* [Problem] Look for the string "current" in every line, and copy each line that has it.

>> begin Provided records

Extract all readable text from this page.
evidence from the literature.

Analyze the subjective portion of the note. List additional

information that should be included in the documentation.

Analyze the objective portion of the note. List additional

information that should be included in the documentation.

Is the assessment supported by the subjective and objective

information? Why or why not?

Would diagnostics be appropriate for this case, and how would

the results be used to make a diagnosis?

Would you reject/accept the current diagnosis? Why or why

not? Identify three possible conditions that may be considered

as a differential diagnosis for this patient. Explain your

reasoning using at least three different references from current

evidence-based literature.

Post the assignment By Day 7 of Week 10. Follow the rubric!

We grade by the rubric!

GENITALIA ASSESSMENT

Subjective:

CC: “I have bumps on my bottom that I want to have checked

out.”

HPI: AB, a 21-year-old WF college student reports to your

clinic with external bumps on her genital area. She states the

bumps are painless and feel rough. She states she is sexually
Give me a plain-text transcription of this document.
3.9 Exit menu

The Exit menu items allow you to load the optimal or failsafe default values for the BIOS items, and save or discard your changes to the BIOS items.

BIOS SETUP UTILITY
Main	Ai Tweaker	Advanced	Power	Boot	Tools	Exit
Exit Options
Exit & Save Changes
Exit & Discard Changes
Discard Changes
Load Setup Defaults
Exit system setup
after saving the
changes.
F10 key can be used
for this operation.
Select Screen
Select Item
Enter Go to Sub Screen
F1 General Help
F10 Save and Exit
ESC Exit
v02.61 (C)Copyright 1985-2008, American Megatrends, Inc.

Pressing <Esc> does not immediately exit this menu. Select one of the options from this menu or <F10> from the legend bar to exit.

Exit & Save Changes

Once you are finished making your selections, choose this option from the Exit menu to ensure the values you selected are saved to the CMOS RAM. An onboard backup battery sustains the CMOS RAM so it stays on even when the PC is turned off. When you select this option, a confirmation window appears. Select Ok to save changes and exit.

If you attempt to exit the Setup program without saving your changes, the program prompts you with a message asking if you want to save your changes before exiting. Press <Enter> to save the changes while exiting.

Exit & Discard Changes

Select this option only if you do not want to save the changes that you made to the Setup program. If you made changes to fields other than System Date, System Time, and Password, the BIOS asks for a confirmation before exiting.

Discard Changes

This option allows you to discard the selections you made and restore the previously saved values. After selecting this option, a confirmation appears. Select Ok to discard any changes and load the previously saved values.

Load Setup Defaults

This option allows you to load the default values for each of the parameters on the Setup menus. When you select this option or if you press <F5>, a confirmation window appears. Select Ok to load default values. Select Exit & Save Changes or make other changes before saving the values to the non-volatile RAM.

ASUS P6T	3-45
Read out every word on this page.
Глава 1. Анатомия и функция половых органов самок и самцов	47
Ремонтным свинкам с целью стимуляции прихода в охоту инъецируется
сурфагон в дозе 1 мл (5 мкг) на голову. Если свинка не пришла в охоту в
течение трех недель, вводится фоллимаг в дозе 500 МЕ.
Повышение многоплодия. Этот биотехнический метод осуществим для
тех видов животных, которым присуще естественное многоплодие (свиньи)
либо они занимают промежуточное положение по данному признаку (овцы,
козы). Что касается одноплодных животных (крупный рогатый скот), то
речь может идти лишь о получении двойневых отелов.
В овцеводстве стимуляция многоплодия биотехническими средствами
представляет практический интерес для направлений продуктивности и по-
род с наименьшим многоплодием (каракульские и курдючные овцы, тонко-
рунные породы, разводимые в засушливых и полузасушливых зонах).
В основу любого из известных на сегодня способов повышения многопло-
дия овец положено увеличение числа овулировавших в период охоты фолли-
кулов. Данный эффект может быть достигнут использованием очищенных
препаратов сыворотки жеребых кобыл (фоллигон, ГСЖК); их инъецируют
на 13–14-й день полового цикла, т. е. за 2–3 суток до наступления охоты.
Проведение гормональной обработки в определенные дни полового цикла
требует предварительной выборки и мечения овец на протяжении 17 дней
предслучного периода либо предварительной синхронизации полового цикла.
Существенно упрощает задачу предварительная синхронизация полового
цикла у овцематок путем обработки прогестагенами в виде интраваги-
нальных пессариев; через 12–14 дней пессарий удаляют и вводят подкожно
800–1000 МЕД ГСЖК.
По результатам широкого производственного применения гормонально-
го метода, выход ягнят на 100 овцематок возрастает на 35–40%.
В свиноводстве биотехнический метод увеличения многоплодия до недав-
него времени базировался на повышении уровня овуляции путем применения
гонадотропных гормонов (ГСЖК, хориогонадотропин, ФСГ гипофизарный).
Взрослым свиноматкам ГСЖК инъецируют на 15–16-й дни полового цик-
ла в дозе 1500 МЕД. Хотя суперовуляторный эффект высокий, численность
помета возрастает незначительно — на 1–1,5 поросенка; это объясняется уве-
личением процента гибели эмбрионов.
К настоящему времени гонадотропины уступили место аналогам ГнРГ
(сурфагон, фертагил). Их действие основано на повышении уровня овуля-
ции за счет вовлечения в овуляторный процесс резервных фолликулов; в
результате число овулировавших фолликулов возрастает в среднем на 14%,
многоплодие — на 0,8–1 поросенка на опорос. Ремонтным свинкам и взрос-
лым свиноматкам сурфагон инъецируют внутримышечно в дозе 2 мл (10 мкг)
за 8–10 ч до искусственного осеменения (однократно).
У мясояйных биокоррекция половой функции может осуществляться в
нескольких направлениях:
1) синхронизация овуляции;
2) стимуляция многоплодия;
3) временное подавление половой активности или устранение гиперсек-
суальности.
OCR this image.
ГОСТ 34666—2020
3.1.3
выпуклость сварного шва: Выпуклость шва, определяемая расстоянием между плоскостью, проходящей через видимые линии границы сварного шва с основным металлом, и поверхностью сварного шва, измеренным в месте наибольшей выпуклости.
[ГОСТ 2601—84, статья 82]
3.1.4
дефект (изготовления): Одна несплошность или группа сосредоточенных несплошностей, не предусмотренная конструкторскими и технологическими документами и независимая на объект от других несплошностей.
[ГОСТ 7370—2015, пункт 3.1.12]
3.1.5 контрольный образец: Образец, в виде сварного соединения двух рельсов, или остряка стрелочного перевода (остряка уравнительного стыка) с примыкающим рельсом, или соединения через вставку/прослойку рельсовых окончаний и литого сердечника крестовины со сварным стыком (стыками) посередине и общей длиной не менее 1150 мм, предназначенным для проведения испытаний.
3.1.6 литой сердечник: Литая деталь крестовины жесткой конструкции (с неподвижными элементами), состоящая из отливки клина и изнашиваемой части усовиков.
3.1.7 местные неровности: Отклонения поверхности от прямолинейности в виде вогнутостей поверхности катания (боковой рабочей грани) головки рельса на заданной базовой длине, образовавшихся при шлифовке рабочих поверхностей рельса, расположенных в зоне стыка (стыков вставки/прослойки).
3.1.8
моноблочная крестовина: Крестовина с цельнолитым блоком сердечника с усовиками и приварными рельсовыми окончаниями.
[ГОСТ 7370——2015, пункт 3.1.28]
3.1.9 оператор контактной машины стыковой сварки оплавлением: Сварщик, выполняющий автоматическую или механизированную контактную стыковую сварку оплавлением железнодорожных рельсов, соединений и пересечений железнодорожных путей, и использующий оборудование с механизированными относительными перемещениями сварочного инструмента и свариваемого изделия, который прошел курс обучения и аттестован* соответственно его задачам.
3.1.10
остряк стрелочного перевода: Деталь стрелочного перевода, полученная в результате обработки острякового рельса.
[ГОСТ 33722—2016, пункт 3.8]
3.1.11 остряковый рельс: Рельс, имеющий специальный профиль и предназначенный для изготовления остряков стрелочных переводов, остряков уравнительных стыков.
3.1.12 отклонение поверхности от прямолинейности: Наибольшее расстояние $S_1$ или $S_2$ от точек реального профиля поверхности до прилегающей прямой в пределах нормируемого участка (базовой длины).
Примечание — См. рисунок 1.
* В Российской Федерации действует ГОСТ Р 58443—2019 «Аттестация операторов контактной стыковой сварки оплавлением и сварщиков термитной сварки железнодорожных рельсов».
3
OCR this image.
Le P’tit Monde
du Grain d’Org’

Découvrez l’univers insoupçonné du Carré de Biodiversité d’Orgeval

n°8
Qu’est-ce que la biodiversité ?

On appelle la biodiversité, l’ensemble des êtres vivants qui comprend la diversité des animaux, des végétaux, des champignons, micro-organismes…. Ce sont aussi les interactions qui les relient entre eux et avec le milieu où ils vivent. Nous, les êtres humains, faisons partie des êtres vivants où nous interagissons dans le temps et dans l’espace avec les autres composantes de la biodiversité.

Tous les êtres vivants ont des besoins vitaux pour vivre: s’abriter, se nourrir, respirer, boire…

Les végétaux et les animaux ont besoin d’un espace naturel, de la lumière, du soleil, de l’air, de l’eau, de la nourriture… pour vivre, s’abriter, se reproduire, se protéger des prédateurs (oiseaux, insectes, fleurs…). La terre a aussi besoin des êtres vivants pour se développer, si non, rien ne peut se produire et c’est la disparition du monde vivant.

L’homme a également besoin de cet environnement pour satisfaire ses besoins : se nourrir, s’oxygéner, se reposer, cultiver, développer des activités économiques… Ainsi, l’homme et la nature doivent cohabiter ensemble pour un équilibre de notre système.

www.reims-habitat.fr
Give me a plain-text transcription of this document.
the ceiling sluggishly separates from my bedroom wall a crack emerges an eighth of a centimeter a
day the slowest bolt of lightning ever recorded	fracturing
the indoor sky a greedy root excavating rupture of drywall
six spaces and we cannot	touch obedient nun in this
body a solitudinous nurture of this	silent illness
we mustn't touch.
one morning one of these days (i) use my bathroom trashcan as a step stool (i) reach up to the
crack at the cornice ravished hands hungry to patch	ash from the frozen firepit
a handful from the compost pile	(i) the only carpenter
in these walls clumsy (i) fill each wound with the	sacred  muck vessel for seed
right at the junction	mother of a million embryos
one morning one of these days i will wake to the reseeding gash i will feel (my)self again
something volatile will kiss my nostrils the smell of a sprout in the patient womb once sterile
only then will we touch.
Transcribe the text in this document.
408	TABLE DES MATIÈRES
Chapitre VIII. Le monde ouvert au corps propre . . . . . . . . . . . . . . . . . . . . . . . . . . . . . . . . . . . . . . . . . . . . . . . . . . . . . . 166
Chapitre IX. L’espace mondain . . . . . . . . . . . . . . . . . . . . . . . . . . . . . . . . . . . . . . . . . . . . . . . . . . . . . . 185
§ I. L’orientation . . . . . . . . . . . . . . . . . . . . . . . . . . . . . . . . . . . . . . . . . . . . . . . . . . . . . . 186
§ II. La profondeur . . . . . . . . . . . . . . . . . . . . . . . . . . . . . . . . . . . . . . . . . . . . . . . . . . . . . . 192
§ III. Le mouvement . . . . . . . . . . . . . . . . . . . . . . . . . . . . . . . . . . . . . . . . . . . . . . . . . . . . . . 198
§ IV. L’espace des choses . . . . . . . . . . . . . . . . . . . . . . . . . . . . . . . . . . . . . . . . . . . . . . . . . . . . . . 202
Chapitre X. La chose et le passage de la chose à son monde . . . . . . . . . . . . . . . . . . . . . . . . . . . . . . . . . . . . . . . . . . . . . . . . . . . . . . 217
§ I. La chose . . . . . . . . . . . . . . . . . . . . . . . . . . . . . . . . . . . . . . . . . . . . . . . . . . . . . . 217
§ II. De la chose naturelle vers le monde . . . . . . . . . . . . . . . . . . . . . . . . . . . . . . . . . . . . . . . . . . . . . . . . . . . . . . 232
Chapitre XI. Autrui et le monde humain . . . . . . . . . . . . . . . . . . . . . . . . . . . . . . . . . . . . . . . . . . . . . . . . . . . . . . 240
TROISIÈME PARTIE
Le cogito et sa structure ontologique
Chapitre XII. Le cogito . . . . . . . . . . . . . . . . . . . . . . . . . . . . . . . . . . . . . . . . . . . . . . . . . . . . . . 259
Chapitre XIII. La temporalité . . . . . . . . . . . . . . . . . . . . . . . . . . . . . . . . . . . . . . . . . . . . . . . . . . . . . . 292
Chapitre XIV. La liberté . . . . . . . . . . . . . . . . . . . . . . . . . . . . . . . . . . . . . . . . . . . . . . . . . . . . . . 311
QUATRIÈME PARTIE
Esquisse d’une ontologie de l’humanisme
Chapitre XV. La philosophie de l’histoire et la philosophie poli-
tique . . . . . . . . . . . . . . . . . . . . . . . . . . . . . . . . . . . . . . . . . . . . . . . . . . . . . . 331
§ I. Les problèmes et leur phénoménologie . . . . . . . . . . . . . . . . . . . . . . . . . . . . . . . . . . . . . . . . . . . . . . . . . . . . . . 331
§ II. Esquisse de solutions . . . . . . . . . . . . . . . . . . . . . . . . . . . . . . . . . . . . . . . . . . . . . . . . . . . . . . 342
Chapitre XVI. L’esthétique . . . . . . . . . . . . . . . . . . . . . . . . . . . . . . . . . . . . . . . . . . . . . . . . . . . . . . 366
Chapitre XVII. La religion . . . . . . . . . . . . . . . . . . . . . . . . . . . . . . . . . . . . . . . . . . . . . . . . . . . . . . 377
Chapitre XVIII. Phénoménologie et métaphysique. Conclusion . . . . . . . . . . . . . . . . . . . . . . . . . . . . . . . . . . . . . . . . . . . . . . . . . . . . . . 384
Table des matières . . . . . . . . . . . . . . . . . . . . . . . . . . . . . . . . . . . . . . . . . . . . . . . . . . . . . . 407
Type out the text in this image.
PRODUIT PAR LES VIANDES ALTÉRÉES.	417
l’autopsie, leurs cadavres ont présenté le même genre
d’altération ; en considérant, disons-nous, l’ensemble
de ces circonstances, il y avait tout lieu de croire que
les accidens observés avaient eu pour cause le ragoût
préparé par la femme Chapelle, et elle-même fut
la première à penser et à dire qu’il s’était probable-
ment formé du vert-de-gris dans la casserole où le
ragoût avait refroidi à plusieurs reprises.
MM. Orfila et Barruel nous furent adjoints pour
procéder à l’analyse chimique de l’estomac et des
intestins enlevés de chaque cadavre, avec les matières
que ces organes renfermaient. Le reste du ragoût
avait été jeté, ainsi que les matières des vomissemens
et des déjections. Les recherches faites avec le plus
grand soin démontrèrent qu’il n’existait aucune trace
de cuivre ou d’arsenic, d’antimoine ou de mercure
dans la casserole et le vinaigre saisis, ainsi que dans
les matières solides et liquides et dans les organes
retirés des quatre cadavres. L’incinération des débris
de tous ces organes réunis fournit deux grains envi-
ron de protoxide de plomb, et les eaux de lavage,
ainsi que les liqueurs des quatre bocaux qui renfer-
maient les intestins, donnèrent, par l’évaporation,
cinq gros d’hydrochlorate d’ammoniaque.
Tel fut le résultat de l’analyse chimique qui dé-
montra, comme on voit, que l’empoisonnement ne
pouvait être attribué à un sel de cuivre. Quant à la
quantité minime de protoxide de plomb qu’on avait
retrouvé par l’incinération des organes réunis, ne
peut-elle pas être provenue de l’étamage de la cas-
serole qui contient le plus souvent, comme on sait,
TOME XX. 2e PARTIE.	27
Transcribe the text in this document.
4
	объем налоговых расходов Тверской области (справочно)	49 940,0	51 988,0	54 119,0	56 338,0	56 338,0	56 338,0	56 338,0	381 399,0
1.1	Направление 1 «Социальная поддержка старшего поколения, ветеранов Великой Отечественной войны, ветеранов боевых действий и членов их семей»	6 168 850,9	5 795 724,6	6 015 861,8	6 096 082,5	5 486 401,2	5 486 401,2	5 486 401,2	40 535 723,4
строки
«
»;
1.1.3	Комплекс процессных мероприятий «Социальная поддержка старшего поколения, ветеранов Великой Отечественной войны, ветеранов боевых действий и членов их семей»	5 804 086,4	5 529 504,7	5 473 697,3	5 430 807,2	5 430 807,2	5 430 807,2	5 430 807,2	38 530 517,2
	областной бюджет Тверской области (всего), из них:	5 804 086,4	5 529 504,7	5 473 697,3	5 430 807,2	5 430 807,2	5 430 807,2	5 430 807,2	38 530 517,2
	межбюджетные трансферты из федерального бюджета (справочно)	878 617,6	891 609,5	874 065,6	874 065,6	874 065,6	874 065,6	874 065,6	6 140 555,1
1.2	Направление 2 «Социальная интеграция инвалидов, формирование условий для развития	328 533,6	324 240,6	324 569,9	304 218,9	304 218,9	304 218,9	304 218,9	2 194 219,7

>> end Provided records

* [Exercise answer]
Would you reject/accept the current diagnosis? Why or why
reasoning using at least three different references from current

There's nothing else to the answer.